Copy each line exactly. Leave nothing out.

-- BEGIN Provided records --

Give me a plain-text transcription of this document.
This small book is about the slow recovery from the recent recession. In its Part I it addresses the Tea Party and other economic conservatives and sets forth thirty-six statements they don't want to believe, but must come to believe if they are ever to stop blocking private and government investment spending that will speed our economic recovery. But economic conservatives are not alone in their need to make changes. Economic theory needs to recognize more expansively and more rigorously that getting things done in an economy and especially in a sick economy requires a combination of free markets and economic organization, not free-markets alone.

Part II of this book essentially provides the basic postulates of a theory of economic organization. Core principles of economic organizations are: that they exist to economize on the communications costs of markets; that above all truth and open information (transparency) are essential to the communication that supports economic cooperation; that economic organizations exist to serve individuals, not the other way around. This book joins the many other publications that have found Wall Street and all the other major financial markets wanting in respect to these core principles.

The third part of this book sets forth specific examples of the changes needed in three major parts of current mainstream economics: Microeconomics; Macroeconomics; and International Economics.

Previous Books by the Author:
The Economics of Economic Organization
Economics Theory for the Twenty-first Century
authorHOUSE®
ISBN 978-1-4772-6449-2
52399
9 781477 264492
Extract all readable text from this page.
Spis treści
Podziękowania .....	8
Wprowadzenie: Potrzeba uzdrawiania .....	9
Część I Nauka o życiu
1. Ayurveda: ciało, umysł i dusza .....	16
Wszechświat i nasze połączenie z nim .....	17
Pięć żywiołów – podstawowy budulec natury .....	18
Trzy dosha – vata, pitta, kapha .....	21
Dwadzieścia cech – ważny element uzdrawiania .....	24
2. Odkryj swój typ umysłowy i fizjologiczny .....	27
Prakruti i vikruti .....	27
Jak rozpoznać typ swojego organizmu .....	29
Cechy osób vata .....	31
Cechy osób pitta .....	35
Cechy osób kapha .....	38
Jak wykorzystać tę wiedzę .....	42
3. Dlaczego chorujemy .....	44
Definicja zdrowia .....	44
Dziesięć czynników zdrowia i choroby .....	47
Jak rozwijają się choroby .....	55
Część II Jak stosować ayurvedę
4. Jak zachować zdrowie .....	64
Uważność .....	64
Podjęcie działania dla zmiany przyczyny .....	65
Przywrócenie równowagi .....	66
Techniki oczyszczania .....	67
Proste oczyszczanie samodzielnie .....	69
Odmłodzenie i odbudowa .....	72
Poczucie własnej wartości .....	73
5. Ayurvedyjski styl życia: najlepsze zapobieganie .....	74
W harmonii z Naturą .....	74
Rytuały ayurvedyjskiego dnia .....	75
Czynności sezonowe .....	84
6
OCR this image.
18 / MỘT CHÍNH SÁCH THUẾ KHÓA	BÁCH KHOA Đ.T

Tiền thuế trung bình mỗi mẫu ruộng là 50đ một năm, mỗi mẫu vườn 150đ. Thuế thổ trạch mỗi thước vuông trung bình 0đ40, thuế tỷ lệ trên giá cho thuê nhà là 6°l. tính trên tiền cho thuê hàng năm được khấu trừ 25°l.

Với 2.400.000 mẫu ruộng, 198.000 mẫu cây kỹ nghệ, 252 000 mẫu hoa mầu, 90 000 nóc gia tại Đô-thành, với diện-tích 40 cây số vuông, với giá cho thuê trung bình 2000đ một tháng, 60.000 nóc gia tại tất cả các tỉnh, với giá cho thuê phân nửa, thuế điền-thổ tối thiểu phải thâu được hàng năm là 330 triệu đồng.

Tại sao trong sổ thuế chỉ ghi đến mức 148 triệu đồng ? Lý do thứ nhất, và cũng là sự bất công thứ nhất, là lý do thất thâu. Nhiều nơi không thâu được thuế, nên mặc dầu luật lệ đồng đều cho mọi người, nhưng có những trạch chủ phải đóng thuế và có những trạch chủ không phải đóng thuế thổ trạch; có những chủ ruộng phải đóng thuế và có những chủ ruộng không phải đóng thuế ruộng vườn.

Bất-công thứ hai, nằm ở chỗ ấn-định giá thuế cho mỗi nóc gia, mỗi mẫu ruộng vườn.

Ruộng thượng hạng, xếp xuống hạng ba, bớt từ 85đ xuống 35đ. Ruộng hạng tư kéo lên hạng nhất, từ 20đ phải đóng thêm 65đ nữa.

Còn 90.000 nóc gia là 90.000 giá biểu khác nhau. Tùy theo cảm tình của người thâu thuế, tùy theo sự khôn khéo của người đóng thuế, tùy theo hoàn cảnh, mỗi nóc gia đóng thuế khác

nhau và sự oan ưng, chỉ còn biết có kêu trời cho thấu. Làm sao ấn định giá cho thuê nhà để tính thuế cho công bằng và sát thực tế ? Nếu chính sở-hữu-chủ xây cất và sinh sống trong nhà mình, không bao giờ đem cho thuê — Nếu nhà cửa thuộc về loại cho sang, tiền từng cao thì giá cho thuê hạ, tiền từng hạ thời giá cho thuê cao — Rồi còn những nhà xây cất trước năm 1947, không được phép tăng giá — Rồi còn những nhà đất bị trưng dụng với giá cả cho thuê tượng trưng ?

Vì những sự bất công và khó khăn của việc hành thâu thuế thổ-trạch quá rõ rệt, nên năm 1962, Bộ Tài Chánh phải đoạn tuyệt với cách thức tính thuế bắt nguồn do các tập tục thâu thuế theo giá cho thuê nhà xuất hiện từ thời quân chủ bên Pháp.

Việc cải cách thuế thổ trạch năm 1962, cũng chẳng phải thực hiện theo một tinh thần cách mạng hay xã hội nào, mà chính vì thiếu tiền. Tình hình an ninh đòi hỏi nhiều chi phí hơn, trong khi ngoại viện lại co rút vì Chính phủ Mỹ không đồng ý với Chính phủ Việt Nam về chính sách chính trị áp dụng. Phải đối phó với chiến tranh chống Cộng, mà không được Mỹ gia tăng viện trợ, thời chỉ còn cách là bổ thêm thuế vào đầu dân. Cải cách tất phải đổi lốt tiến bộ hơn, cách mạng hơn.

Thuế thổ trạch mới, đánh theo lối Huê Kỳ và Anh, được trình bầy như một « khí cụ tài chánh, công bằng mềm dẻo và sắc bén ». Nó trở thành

-- END Provided records --

- _Answer below_:
Give me a plain-text transcription of this document.
This small book is about the slow recovery from the recent recession. In its Part I it addresses the Tea Party and other economic conservatives and sets forth thirty-six statements they don't want to believe, but must come to believe if they are ever to stop blocking private and government investment spending that will speed our economic recovery. But economic conservatives are not alone in their need to make changes. Economic theory needs to recognize more expansively and more rigorously that getting things done in an economy and especially in a sick economy requires a combination of free markets and economic organization, not free-markets alone.

Part II of this book essentially provides the basic postulates of a theory of economic organization. Core principles of economic organizations are: that they exist to economize on the communications costs of markets; that above all truth and open information (transparency) are essential to the communication that supports economic cooperation; that economic organizations exist to serve individuals, not the other way around. This book joins the many other publications that have found Wall Street and all the other major financial markets wanting in respect to these core principles.

The third part of this book sets forth specific examples of the changes needed in three major parts of current mainstream economics: Microeconomics; Macroeconomics; and International Economics.

Previous Books by the Author:
The Economics of Economic Organization
Economics Theory for the Twenty-first Century
authorHOUSE®
ISBN 978-1-4772-6449-2
52399
9 781477 264492
Extract all readable text from this page.
Spis treści
Podziękowania .....	8
Wprowadzenie: Potrzeba uzdrawiania .....	9
Część I Nauka o życiu
1. Ayurveda: ciało, umysł i dusza .....	16
Wszechświat i nasze połączenie z nim .....	17
Pięć żywiołów – podstawowy budulec natury .....	18
Trzy dosha – vata, pitta, kapha .....	21
Dwadzieścia cech – ważny element uzdrawiania .....	24
2. Odkryj swój typ umysłowy i fizjologiczny .....	27
Prakruti i vikruti .....	27
Jak rozpoznać typ swojego organizmu .....	29
Cechy osób vata .....	31
Cechy osób pitta .....	35
Cechy osób kapha .....	38
Jak wykorzystać tę wiedzę .....	42
3. Dlaczego chorujemy .....	44
Definicja zdrowia .....	44
Dziesięć czynników zdrowia i choroby .....	47
Jak rozwijają się choroby .....	55
Część II Jak stosować ayurvedę
4. Jak zachować zdrowie .....	64
Uważność .....	64
Podjęcie działania dla zmiany przyczyny .....	65
Przywrócenie równowagi .....	66
Techniki oczyszczania .....	67
Proste oczyszczanie samodzielnie .....	69
Odmłodzenie i odbudowa .....	72
Poczucie własnej wartości .....	73
5. Ayurvedyjski styl życia: najlepsze zapobieganie .....	74
W harmonii z Naturą .....	74
Rytuały ayurvedyjskiego dnia .....	75
Czynności sezonowe .....	84
6
OCR this image.
18 / MỘT CHÍNH SÁCH THUẾ KHÓA	BÁCH KHOA Đ.T

Tiền thuế trung bình mỗi mẫu ruộng là 50đ một năm, mỗi mẫu vườn 150đ. Thuế thổ trạch mỗi thước vuông trung bình 0đ40, thuế tỷ lệ trên giá cho thuê nhà là 6°l. tính trên tiền cho thuê hàng năm được khấu trừ 25°l.

Với 2.400.000 mẫu ruộng, 198.000 mẫu cây kỹ nghệ, 252 000 mẫu hoa mầu, 90 000 nóc gia tại Đô-thành, với diện-tích 40 cây số vuông, với giá cho thuê trung bình 2000đ một tháng, 60.000 nóc gia tại tất cả các tỉnh, với giá cho thuê phân nửa, thuế điền-thổ tối thiểu phải thâu được hàng năm là 330 triệu đồng.

Tại sao trong sổ thuế chỉ ghi đến mức 148 triệu đồng ? Lý do thứ nhất, và cũng là sự bất công thứ nhất, là lý do thất thâu. Nhiều nơi không thâu được thuế, nên mặc dầu luật lệ đồng đều cho mọi người, nhưng có những trạch chủ phải đóng thuế và có những trạch chủ không phải đóng thuế thổ trạch; có những chủ ruộng phải đóng thuế và có những chủ ruộng không phải đóng thuế ruộng vườn.

Bất-công thứ hai, nằm ở chỗ ấn-định giá thuế cho mỗi nóc gia, mỗi mẫu ruộng vườn.

Ruộng thượng hạng, xếp xuống hạng ba, bớt từ 85đ xuống 35đ. Ruộng hạng tư kéo lên hạng nhất, từ 20đ phải đóng thêm 65đ nữa.

Còn 90.000 nóc gia là 90.000 giá biểu khác nhau. Tùy theo cảm tình của người thâu thuế, tùy theo sự khôn khéo của người đóng thuế, tùy theo hoàn cảnh, mỗi nóc gia đóng thuế khác

nhau và sự oan ưng, chỉ còn biết có kêu trời cho thấu. Làm sao ấn định giá cho thuê nhà để tính thuế cho công bằng và sát thực tế ? Nếu chính sở-hữu-chủ xây cất và sinh sống trong nhà mình, không bao giờ đem cho thuê — Nếu nhà cửa thuộc về loại cho sang, tiền từng cao thì giá cho thuê hạ, tiền từng hạ thời giá cho thuê cao — Rồi còn những nhà xây cất trước năm 1947, không được phép tăng giá — Rồi còn những nhà đất bị trưng dụng với giá cả cho thuê tượng trưng ?

Vì những sự bất công và khó khăn của việc hành thâu thuế thổ-trạch quá rõ rệt, nên năm 1962, Bộ Tài Chánh phải đoạn tuyệt với cách thức tính thuế bắt nguồn do các tập tục thâu thuế theo giá cho thuê nhà xuất hiện từ thời quân chủ bên Pháp.

Việc cải cách thuế thổ trạch năm 1962, cũng chẳng phải thực hiện theo một tinh thần cách mạng hay xã hội nào, mà chính vì thiếu tiền. Tình hình an ninh đòi hỏi nhiều chi phí hơn, trong khi ngoại viện lại co rút vì Chính phủ Mỹ không đồng ý với Chính phủ Việt Nam về chính sách chính trị áp dụng. Phải đối phó với chiến tranh chống Cộng, mà không được Mỹ gia tăng viện trợ, thời chỉ còn cách là bổ thêm thuế vào đầu dân. Cải cách tất phải đổi lốt tiến bộ hơn, cách mạng hơn.

Thuế thổ trạch mới, đánh theo lối Huê Kỳ và Anh, được trình bầy như một « khí cụ tài chánh, công bằng mềm dẻo và sắc bén ». Nó trở thành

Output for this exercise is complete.